### WHAT THE TASK ASKS
A faithful transcription of all the data is required.

### Part of a data file
-- -- --

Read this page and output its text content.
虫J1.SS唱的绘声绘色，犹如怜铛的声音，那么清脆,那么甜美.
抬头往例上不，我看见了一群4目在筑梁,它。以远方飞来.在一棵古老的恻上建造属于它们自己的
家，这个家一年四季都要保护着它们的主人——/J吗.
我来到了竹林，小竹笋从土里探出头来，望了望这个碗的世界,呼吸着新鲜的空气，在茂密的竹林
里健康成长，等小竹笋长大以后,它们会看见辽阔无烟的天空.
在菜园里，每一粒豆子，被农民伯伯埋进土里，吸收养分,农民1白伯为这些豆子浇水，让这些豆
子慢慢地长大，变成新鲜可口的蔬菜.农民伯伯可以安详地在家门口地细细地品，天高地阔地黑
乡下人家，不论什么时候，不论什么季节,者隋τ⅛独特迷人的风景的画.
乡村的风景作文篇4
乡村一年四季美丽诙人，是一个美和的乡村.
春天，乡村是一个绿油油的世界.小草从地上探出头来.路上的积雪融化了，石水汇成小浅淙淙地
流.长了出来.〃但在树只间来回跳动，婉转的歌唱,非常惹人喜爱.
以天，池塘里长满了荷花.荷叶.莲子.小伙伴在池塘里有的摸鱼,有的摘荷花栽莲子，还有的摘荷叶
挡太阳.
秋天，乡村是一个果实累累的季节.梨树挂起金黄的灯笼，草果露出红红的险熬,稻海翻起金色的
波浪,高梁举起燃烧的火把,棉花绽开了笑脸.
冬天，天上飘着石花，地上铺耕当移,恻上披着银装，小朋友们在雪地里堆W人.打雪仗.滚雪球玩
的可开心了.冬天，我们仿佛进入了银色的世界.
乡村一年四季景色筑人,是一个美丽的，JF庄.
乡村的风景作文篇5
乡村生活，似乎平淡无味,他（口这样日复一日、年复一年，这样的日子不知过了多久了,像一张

-- -- --

### SOLUTION TO THIS EXERCISE
Read this page and output its text content.
虫J1.SS唱的绘声绘色，犹如怜铛的声音，那么清脆,那么甜美.
抬头往例上不，我看见了一群4目在筑梁,它。以远方飞来.在一棵古老的恻上建造属于它们自己的
家，这个家一年四季都要保护着它们的主人——/J吗.
我来到了竹林，小竹笋从土里探出头来，望了望这个碗的世界,呼吸着新鲜的空气，在茂密的竹林
里健康成长，等小竹笋长大以后,它们会看见辽阔无烟的天空.
在菜园里，每一粒豆子，被农民伯伯埋进土里，吸收养分,农民1白伯为这些豆子浇水，让这些豆
子慢慢地长大，变成新鲜可口的蔬菜.农民伯伯可以安详地在家门口地细细地品，天高地阔地黑
乡下人家，不论什么时候，不论什么季节,者隋τ⅛独特迷人的风景的画.
乡村的风景作文篇4
乡村一年四季美丽诙人，是一个美和的乡村.
春天，乡村是一个绿油油的世界.小草从地上探出头来.路上的积雪融化了，石水汇成小浅淙淙地
流.长了出来.〃但在树只间来回跳动，婉转的歌唱,非常惹人喜爱.
以天，池塘里长满了荷花.荷叶.莲子.小伙伴在池塘里有的摸鱼,有的摘荷花栽莲子，还有的摘荷叶
挡太阳.
秋天，乡村是一个果实累累的季节.梨树挂起金黄的灯笼，草果露出红红的险熬,稻海翻起金色的
波浪,高梁举起燃烧的火把,棉花绽开了笑脸.
冬天，天上飘着石花，地上铺耕当移,恻上披着银装，小朋友们在雪地里堆W人.打雪仗.滚雪球玩
的可开心了.冬天，我们仿佛进入了银色的世界.
乡村一年四季景色筑人,是一个美丽的，JF庄.
乡村的风景作文篇5
乡村生活，似乎平淡无味,他（口这样日复一日、年复一年，这样的日子不知过了多久了,像一张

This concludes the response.